*AIM OF THE TASK*: Write out each line of the material again, word for word.

*TASK INPUT*:
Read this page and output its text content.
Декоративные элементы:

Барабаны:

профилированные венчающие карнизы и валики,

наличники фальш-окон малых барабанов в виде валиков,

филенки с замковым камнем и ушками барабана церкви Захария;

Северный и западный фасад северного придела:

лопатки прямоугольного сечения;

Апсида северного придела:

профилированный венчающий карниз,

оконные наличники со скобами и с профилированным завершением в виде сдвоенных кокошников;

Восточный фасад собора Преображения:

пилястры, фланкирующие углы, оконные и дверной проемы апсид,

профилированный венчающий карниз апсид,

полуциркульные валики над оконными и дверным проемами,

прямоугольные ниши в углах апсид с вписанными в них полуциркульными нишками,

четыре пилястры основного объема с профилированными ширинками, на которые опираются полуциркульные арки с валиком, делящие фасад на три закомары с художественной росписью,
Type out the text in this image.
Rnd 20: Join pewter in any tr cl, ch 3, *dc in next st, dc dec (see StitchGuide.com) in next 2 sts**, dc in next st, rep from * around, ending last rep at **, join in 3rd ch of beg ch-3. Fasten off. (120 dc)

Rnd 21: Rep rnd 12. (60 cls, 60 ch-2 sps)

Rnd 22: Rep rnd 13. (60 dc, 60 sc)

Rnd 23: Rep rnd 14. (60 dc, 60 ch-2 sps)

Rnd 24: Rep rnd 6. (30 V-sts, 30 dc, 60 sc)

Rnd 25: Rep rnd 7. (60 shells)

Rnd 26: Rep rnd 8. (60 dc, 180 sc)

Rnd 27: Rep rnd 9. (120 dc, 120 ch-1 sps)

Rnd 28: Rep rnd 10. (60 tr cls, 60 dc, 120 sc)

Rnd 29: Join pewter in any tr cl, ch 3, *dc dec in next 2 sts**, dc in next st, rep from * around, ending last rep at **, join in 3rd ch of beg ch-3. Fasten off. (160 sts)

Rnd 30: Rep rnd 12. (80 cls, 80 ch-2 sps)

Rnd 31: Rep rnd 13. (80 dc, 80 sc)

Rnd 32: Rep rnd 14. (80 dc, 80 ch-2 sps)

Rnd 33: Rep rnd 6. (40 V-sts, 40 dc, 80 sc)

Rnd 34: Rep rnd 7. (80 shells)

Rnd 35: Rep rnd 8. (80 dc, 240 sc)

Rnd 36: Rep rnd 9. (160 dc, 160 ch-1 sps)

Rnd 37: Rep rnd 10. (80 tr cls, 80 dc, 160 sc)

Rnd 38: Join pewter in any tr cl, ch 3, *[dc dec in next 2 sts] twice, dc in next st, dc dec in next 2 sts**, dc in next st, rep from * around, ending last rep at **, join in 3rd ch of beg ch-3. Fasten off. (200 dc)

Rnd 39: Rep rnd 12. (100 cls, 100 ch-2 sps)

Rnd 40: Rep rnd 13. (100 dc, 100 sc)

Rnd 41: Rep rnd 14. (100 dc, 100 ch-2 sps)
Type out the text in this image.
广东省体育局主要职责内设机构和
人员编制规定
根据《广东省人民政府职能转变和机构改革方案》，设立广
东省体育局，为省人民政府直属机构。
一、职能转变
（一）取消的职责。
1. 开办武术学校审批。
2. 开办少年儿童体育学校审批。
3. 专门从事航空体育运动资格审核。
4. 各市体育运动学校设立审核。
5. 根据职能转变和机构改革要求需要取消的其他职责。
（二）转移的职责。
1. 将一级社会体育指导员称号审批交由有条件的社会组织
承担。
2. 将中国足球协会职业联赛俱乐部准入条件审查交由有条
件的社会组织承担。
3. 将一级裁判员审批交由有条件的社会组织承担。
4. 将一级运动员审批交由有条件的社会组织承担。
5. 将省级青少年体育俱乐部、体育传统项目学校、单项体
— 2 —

*WRITTEN ANSWER*:
Read this page and output its text content.
Декоративные элементы:

Барабаны:

профилированные венчающие карнизы и валики,

наличники фальш-окон малых барабанов в виде валиков,

филенки с замковым камнем и ушками барабана церкви Захария;

Северный и западный фасад северного придела:

лопатки прямоугольного сечения;

Апсида северного придела:

профилированный венчающий карниз,

оконные наличники со скобами и с профилированным завершением в виде сдвоенных кокошников;

Восточный фасад собора Преображения:

пилястры, фланкирующие углы, оконные и дверной проемы апсид,

профилированный венчающий карниз апсид,

полуциркульные валики над оконными и дверным проемами,

прямоугольные ниши в углах апсид с вписанными в них полуциркульными нишками,

четыре пилястры основного объема с профилированными ширинками, на которые опираются полуциркульные арки с валиком, делящие фасад на три закомары с художественной росписью,
Type out the text in this image.
Rnd 20: Join pewter in any tr cl, ch 3, *dc in next st, dc dec (see StitchGuide.com) in next 2 sts**, dc in next st, rep from * around, ending last rep at **, join in 3rd ch of beg ch-3. Fasten off. (120 dc)

Rnd 21: Rep rnd 12. (60 cls, 60 ch-2 sps)

Rnd 22: Rep rnd 13. (60 dc, 60 sc)

Rnd 23: Rep rnd 14. (60 dc, 60 ch-2 sps)

Rnd 24: Rep rnd 6. (30 V-sts, 30 dc, 60 sc)

Rnd 25: Rep rnd 7. (60 shells)

Rnd 26: Rep rnd 8. (60 dc, 180 sc)

Rnd 27: Rep rnd 9. (120 dc, 120 ch-1 sps)

Rnd 28: Rep rnd 10. (60 tr cls, 60 dc, 120 sc)

Rnd 29: Join pewter in any tr cl, ch 3, *dc dec in next 2 sts**, dc in next st, rep from * around, ending last rep at **, join in 3rd ch of beg ch-3. Fasten off. (160 sts)

Rnd 30: Rep rnd 12. (80 cls, 80 ch-2 sps)

Rnd 31: Rep rnd 13. (80 dc, 80 sc)

Rnd 32: Rep rnd 14. (80 dc, 80 ch-2 sps)

Rnd 33: Rep rnd 6. (40 V-sts, 40 dc, 80 sc)

Rnd 34: Rep rnd 7. (80 shells)

Rnd 35: Rep rnd 8. (80 dc, 240 sc)

Rnd 36: Rep rnd 9. (160 dc, 160 ch-1 sps)

Rnd 37: Rep rnd 10. (80 tr cls, 80 dc, 160 sc)

Rnd 38: Join pewter in any tr cl, ch 3, *[dc dec in next 2 sts] twice, dc in next st, dc dec in next 2 sts**, dc in next st, rep from * around, ending last rep at **, join in 3rd ch of beg ch-3. Fasten off. (200 dc)

Rnd 39: Rep rnd 12. (100 cls, 100 ch-2 sps)

Rnd 40: Rep rnd 13. (100 dc, 100 sc)

Rnd 41: Rep rnd 14. (100 dc, 100 ch-2 sps)
Type out the text in this image.
广东省体育局主要职责内设机构和
人员编制规定
根据《广东省人民政府职能转变和机构改革方案》，设立广
东省体育局，为省人民政府直属机构。
一、职能转变
（一）取消的职责。
1. 开办武术学校审批。
2. 开办少年儿童体育学校审批。
3. 专门从事航空体育运动资格审核。
4. 各市体育运动学校设立审核。
5. 根据职能转变和机构改革要求需要取消的其他职责。
（二）转移的职责。
1. 将一级社会体育指导员称号审批交由有条件的社会组织
承担。
2. 将中国足球协会职业联赛俱乐部准入条件审查交由有条
件的社会组织承担。
3. 将一级裁判员审批交由有条件的社会组织承担。
4. 将一级运动员审批交由有条件的社会组织承担。
5. 将省级青少年体育俱乐部、体育传统项目学校、单项体
— 2 —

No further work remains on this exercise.